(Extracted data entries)
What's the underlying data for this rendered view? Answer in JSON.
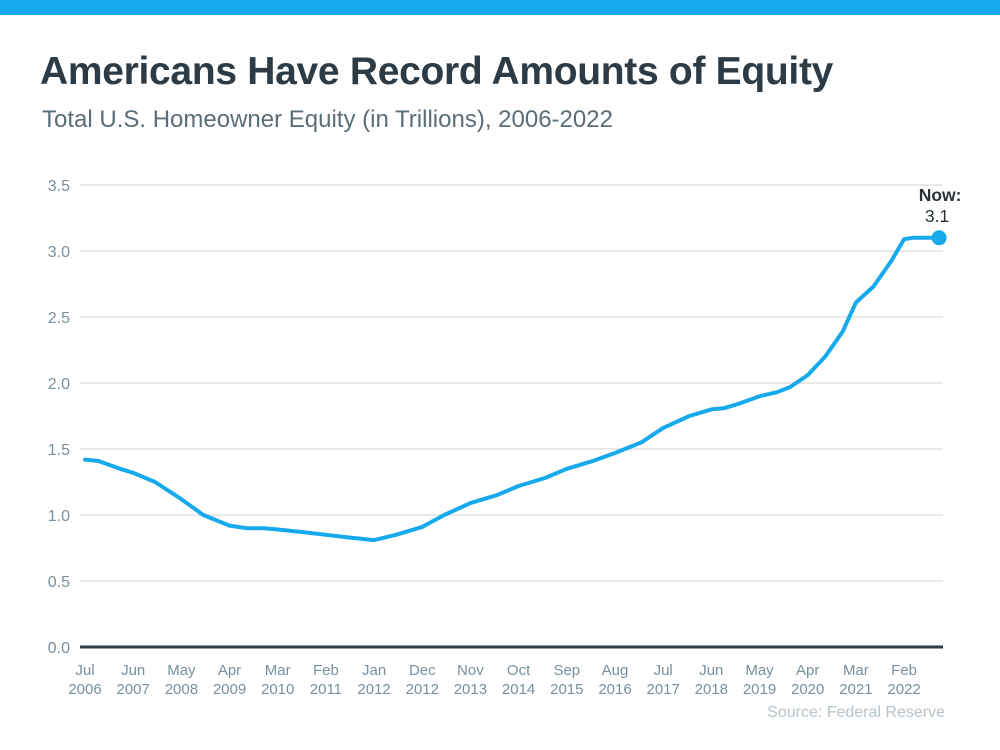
{
  "page": {
    "title": "Americans Have Record Amounts of Equity",
    "subtitle": "Total U.S. Homeowner Equity (in Trillions), 2006-2022",
    "source": "Source: Federal Reserve"
  },
  "colors": {
    "accent": "#16aaec",
    "line": "#16aaec",
    "grid": "#e2e2e2",
    "axis": "#2d3b45",
    "tick_text": "#78909c",
    "annotation_text": "#263238",
    "title_text": "#2c3b45",
    "subtitle_text": "#5b6e78",
    "source_text": "#b6c2ca"
  },
  "chart_data": {
    "type": "line",
    "title": "Americans Have Record Amounts of Equity",
    "subtitle": "Total U.S. Homeowner Equity (in Trillions), 2006-2022",
    "xlabel": "",
    "ylabel": "",
    "ylim": [
      0,
      3.5
    ],
    "grid": true,
    "legend": false,
    "yticks": [
      0.0,
      0.5,
      1.0,
      1.5,
      2.0,
      2.5,
      3.0,
      3.5
    ],
    "ytick_labels": [
      "0.0",
      "0.5",
      "1.0",
      "1.5",
      "2.0",
      "2.5",
      "3.0",
      "3.5"
    ],
    "xticks": {
      "months": [
        "Jul",
        "Jun",
        "May",
        "Apr",
        "Mar",
        "Feb",
        "Jan",
        "Dec",
        "Nov",
        "Oct",
        "Sep",
        "Aug",
        "Jul",
        "Jun",
        "May",
        "Apr",
        "Mar",
        "Feb"
      ],
      "years": [
        "2006",
        "2007",
        "2008",
        "2009",
        "2010",
        "2011",
        "2012",
        "2012",
        "2013",
        "2014",
        "2015",
        "2016",
        "2017",
        "2018",
        "2019",
        "2020",
        "2021",
        "2022"
      ]
    },
    "x_unit": "months since Jul 2006; labeled ticks every 11 months",
    "series": [
      {
        "name": "Total U.S. Homeowner Equity (in Trillions)",
        "points": [
          [
            0,
            1.42
          ],
          [
            3,
            1.41
          ],
          [
            8,
            1.35
          ],
          [
            11,
            1.32
          ],
          [
            16,
            1.25
          ],
          [
            22,
            1.12
          ],
          [
            27,
            1.0
          ],
          [
            33,
            0.92
          ],
          [
            37,
            0.9
          ],
          [
            41,
            0.9
          ],
          [
            44,
            0.89
          ],
          [
            50,
            0.87
          ],
          [
            55,
            0.85
          ],
          [
            60,
            0.83
          ],
          [
            66,
            0.81
          ],
          [
            71,
            0.85
          ],
          [
            77,
            0.91
          ],
          [
            82,
            1.0
          ],
          [
            88,
            1.09
          ],
          [
            94,
            1.15
          ],
          [
            99,
            1.22
          ],
          [
            105,
            1.28
          ],
          [
            110,
            1.35
          ],
          [
            116,
            1.41
          ],
          [
            121,
            1.47
          ],
          [
            127,
            1.55
          ],
          [
            132,
            1.66
          ],
          [
            138,
            1.75
          ],
          [
            143,
            1.8
          ],
          [
            146,
            1.81
          ],
          [
            149,
            1.84
          ],
          [
            154,
            1.9
          ],
          [
            158,
            1.93
          ],
          [
            161,
            1.97
          ],
          [
            165,
            2.06
          ],
          [
            169,
            2.2
          ],
          [
            173,
            2.39
          ],
          [
            176,
            2.61
          ],
          [
            180,
            2.73
          ],
          [
            184,
            2.92
          ],
          [
            187,
            3.09
          ],
          [
            189,
            3.1
          ],
          [
            195,
            3.1
          ]
        ]
      }
    ],
    "annotation": {
      "label": "Now:",
      "value": "3.1"
    }
  }
}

### TASK DIRECTIONS:
Write the lines above out again exactly, without any of their pictures.

### ANSWER IN FULL:
What's the underlying data for this rendered view? Answer in JSON.
{
  "page": {
    "title": "Americans Have Record Amounts of Equity",
    "subtitle": "Total U.S. Homeowner Equity (in Trillions), 2006-2022",
    "source": "Source: Federal Reserve"
  },
  "colors": {
    "accent": "#16aaec",
    "line": "#16aaec",
    "grid": "#e2e2e2",
    "axis": "#2d3b45",
    "tick_text": "#78909c",
    "annotation_text": "#263238",
    "title_text": "#2c3b45",
    "subtitle_text": "#5b6e78",
    "source_text": "#b6c2ca"
  },
  "chart_data": {
    "type": "line",
    "title": "Americans Have Record Amounts of Equity",
    "subtitle": "Total U.S. Homeowner Equity (in Trillions), 2006-2022",
    "xlabel": "",
    "ylabel": "",
    "ylim": [
      0,
      3.5
    ],
    "grid": true,
    "legend": false,
    "yticks": [
      0.0,
      0.5,
      1.0,
      1.5,
      2.0,
      2.5,
      3.0,
      3.5
    ],
    "ytick_labels": [
      "0.0",
      "0.5",
      "1.0",
      "1.5",
      "2.0",
      "2.5",
      "3.0",
      "3.5"
    ],
    "xticks": {
      "months": [
        "Jul",
        "Jun",
        "May",
        "Apr",
        "Mar",
        "Feb",
        "Jan",
        "Dec",
        "Nov",
        "Oct",
        "Sep",
        "Aug",
        "Jul",
        "Jun",
        "May",
        "Apr",
        "Mar",
        "Feb"
      ],
      "years": [
        "2006",
        "2007",
        "2008",
        "2009",
        "2010",
        "2011",
        "2012",
        "2012",
        "2013",
        "2014",
        "2015",
        "2016",
        "2017",
        "2018",
        "2019",
        "2020",
        "2021",
        "2022"
      ]
    },
    "x_unit": "months since Jul 2006; labeled ticks every 11 months",
    "series": [
      {
        "name": "Total U.S. Homeowner Equity (in Trillions)",
        "points": [
          [
            0,
            1.42
          ],
          [
            3,
            1.41
          ],
          [
            8,
            1.35
          ],
          [
            11,
            1.32
          ],
          [
            16,
            1.25
          ],
          [
            22,
            1.12
          ],
          [
            27,
            1.0
          ],
          [
            33,
            0.92
          ],
          [
            37,
            0.9
          ],
          [
            41,
            0.9
          ],
          [
            44,
            0.89
          ],
          [
            50,
            0.87
          ],
          [
            55,
            0.85
          ],
          [
            60,
            0.83
          ],
          [
            66,
            0.81
          ],
          [
            71,
            0.85
          ],
          [
            77,
            0.91
          ],
          [
            82,
            1.0
          ],
          [
            88,
            1.09
          ],
          [
            94,
            1.15
          ],
          [
            99,
            1.22
          ],
          [
            105,
            1.28
          ],
          [
            110,
            1.35
          ],
          [
            116,
            1.41
          ],
          [
            121,
            1.47
          ],
          [
            127,
            1.55
          ],
          [
            132,
            1.66
          ],
          [
            138,
            1.75
          ],
          [
            143,
            1.8
          ],
          [
            146,
            1.81
          ],
          [
            149,
            1.84
          ],
          [
            154,
            1.9
          ],
          [
            158,
            1.93
          ],
          [
            161,
            1.97
          ],
          [
            165,
            2.06
          ],
          [
            169,
            2.2
          ],
          [
            173,
            2.39
          ],
          [
            176,
            2.61
          ],
          [
            180,
            2.73
          ],
          [
            184,
            2.92
          ],
          [
            187,
            3.09
          ],
          [
            189,
            3.1
          ],
          [
            195,
            3.1
          ]
        ]
      }
    ],
    "annotation": {
      "label": "Now:",
      "value": "3.1"
    }
  }
}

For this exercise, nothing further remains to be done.